== WRITTEN EXERCISE ==
Transcribe each line exactly.

Dataset listings of figures:
++++++++++

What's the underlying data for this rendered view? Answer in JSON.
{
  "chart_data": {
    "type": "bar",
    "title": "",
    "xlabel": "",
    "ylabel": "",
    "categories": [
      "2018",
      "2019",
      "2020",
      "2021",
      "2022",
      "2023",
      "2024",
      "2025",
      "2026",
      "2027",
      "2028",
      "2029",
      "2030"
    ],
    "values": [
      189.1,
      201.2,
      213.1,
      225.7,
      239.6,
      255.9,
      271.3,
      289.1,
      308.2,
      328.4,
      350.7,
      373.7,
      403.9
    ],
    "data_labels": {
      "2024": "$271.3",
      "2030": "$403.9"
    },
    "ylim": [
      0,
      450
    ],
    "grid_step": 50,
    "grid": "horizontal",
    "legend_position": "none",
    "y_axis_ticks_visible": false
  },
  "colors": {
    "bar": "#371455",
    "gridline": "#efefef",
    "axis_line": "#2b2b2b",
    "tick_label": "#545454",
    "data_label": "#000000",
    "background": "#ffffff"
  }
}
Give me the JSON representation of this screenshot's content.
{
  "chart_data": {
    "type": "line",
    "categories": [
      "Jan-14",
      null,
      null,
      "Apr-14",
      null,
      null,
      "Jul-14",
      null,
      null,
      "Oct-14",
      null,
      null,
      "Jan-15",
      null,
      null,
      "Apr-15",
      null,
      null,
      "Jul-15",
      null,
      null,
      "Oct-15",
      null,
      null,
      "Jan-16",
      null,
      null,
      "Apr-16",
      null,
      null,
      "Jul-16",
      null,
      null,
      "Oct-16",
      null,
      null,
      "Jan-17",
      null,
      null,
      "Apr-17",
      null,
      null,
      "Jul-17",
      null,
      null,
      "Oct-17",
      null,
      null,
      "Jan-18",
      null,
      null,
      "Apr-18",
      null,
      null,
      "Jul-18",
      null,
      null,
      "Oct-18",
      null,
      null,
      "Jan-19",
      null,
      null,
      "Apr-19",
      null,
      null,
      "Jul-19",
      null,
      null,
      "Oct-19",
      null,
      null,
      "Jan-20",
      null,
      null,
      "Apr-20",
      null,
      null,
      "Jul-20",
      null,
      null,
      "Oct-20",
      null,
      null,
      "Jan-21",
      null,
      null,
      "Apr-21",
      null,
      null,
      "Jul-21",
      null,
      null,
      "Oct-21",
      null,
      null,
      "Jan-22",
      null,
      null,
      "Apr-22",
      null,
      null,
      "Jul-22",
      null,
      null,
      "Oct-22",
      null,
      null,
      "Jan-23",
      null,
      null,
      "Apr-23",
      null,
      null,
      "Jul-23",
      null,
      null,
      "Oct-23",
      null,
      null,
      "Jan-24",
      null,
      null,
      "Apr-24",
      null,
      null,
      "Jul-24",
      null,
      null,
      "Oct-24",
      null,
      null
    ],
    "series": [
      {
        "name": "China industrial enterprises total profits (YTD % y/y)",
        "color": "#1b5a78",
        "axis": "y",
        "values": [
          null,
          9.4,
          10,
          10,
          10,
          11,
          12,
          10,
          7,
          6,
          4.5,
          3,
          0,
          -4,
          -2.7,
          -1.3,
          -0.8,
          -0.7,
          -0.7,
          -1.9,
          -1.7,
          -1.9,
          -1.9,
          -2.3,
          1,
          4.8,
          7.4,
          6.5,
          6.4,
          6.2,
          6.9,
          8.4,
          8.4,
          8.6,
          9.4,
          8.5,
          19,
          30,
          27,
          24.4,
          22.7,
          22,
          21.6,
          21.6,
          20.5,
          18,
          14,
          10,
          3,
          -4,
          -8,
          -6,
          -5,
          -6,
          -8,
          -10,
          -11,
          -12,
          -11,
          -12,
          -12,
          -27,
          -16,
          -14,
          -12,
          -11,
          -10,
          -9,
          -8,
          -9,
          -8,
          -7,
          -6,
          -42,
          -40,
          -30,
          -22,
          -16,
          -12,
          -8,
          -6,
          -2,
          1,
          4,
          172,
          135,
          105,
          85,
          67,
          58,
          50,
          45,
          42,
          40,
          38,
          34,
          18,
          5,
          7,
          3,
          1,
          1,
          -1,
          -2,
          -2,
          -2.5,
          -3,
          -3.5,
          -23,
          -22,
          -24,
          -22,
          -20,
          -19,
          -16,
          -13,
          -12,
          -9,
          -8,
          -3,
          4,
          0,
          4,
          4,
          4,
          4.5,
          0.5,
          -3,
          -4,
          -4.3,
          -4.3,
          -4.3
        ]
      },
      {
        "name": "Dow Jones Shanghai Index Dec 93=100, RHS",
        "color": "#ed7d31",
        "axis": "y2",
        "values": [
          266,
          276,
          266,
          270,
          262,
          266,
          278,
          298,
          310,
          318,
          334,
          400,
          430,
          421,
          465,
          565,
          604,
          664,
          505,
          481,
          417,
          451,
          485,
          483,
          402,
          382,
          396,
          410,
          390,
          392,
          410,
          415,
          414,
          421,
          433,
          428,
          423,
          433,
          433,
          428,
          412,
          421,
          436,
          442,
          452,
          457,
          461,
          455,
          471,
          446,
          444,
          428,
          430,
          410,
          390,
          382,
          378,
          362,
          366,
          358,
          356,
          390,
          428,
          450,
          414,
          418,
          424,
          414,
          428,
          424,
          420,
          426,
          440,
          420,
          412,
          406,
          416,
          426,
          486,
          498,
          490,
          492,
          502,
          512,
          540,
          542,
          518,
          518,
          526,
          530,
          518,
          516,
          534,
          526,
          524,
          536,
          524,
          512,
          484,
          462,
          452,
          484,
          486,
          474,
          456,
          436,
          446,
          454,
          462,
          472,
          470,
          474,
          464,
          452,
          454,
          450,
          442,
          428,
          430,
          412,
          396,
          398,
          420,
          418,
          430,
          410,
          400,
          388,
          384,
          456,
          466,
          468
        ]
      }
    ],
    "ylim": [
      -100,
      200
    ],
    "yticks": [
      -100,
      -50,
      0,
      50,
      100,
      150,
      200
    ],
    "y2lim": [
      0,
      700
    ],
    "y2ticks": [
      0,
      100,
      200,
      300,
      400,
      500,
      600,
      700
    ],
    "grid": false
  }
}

++++++++++

== CORRECT OUTPUT ==
What's the underlying data for this rendered view? Answer in JSON.
{
  "chart_data": {
    "type": "bar",
    "title": "",
    "xlabel": "",
    "ylabel": "",
    "categories": [
      "2018",
      "2019",
      "2020",
      "2021",
      "2022",
      "2023",
      "2024",
      "2025",
      "2026",
      "2027",
      "2028",
      "2029",
      "2030"
    ],
    "values": [
      189.1,
      201.2,
      213.1,
      225.7,
      239.6,
      255.9,
      271.3,
      289.1,
      308.2,
      328.4,
      350.7,
      373.7,
      403.9
    ],
    "data_labels": {
      "2024": "$271.3",
      "2030": "$403.9"
    },
    "ylim": [
      0,
      450
    ],
    "grid_step": 50,
    "grid": "horizontal",
    "legend_position": "none",
    "y_axis_ticks_visible": false
  },
  "colors": {
    "bar": "#371455",
    "gridline": "#efefef",
    "axis_line": "#2b2b2b",
    "tick_label": "#545454",
    "data_label": "#000000",
    "background": "#ffffff"
  }
}
Give me the JSON representation of this screenshot's content.
{
  "chart_data": {
    "type": "line",
    "categories": [
      "Jan-14",
      null,
      null,
      "Apr-14",
      null,
      null,
      "Jul-14",
      null,
      null,
      "Oct-14",
      null,
      null,
      "Jan-15",
      null,
      null,
      "Apr-15",
      null,
      null,
      "Jul-15",
      null,
      null,
      "Oct-15",
      null,
      null,
      "Jan-16",
      null,
      null,
      "Apr-16",
      null,
      null,
      "Jul-16",
      null,
      null,
      "Oct-16",
      null,
      null,
      "Jan-17",
      null,
      null,
      "Apr-17",
      null,
      null,
      "Jul-17",
      null,
      null,
      "Oct-17",
      null,
      null,
      "Jan-18",
      null,
      null,
      "Apr-18",
      null,
      null,
      "Jul-18",
      null,
      null,
      "Oct-18",
      null,
      null,
      "Jan-19",
      null,
      null,
      "Apr-19",
      null,
      null,
      "Jul-19",
      null,
      null,
      "Oct-19",
      null,
      null,
      "Jan-20",
      null,
      null,
      "Apr-20",
      null,
      null,
      "Jul-20",
      null,
      null,
      "Oct-20",
      null,
      null,
      "Jan-21",
      null,
      null,
      "Apr-21",
      null,
      null,
      "Jul-21",
      null,
      null,
      "Oct-21",
      null,
      null,
      "Jan-22",
      null,
      null,
      "Apr-22",
      null,
      null,
      "Jul-22",
      null,
      null,
      "Oct-22",
      null,
      null,
      "Jan-23",
      null,
      null,
      "Apr-23",
      null,
      null,
      "Jul-23",
      null,
      null,
      "Oct-23",
      null,
      null,
      "Jan-24",
      null,
      null,
      "Apr-24",
      null,
      null,
      "Jul-24",
      null,
      null,
      "Oct-24",
      null,
      null
    ],
    "series": [
      {
        "name": "China industrial enterprises total profits (YTD % y/y)",
        "color": "#1b5a78",
        "axis": "y",
        "values": [
          null,
          9.4,
          10,
          10,
          10,
          11,
          12,
          10,
          7,
          6,
          4.5,
          3,
          0,
          -4,
          -2.7,
          -1.3,
          -0.8,
          -0.7,
          -0.7,
          -1.9,
          -1.7,
          -1.9,
          -1.9,
          -2.3,
          1,
          4.8,
          7.4,
          6.5,
          6.4,
          6.2,
          6.9,
          8.4,
          8.4,
          8.6,
          9.4,
          8.5,
          19,
          30,
          27,
          24.4,
          22.7,
          22,
          21.6,
          21.6,
          20.5,
          18,
          14,
          10,
          3,
          -4,
          -8,
          -6,
          -5,
          -6,
          -8,
          -10,
          -11,
          -12,
          -11,
          -12,
          -12,
          -27,
          -16,
          -14,
          -12,
          -11,
          -10,
          -9,
          -8,
          -9,
          -8,
          -7,
          -6,
          -42,
          -40,
          -30,
          -22,
          -16,
          -12,
          -8,
          -6,
          -2,
          1,
          4,
          172,
          135,
          105,
          85,
          67,
          58,
          50,
          45,
          42,
          40,
          38,
          34,
          18,
          5,
          7,
          3,
          1,
          1,
          -1,
          -2,
          -2,
          -2.5,
          -3,
          -3.5,
          -23,
          -22,
          -24,
          -22,
          -20,
          -19,
          -16,
          -13,
          -12,
          -9,
          -8,
          -3,
          4,
          0,
          4,
          4,
          4,
          4.5,
          0.5,
          -3,
          -4,
          -4.3,
          -4.3,
          -4.3
        ]
      },
      {
        "name": "Dow Jones Shanghai Index Dec 93=100, RHS",
        "color": "#ed7d31",
        "axis": "y2",
        "values": [
          266,
          276,
          266,
          270,
          262,
          266,
          278,
          298,
          310,
          318,
          334,
          400,
          430,
          421,
          465,
          565,
          604,
          664,
          505,
          481,
          417,
          451,
          485,
          483,
          402,
          382,
          396,
          410,
          390,
          392,
          410,
          415,
          414,
          421,
          433,
          428,
          423,
          433,
          433,
          428,
          412,
          421,
          436,
          442,
          452,
          457,
          461,
          455,
          471,
          446,
          444,
          428,
          430,
          410,
          390,
          382,
          378,
          362,
          366,
          358,
          356,
          390,
          428,
          450,
          414,
          418,
          424,
          414,
          428,
          424,
          420,
          426,
          440,
          420,
          412,
          406,
          416,
          426,
          486,
          498,
          490,
          492,
          502,
          512,
          540,
          542,
          518,
          518,
          526,
          530,
          518,
          516,
          534,
          526,
          524,
          536,
          524,
          512,
          484,
          462,
          452,
          484,
          486,
          474,
          456,
          436,
          446,
          454,
          462,
          472,
          470,
          474,
          464,
          452,
          454,
          450,
          442,
          428,
          430,
          412,
          396,
          398,
          420,
          418,
          430,
          410,
          400,
          388,
          384,
          456,
          466,
          468
        ]
      }
    ],
    "ylim": [
      -100,
      200
    ],
    "yticks": [
      -100,
      -50,
      0,
      50,
      100,
      150,
      200
    ],
    "y2lim": [
      0,
      700
    ],
    "y2ticks": [
      0,
      100,
      200,
      300,
      400,
      500,
      600,
      700
    ],
    "grid": false
  }
}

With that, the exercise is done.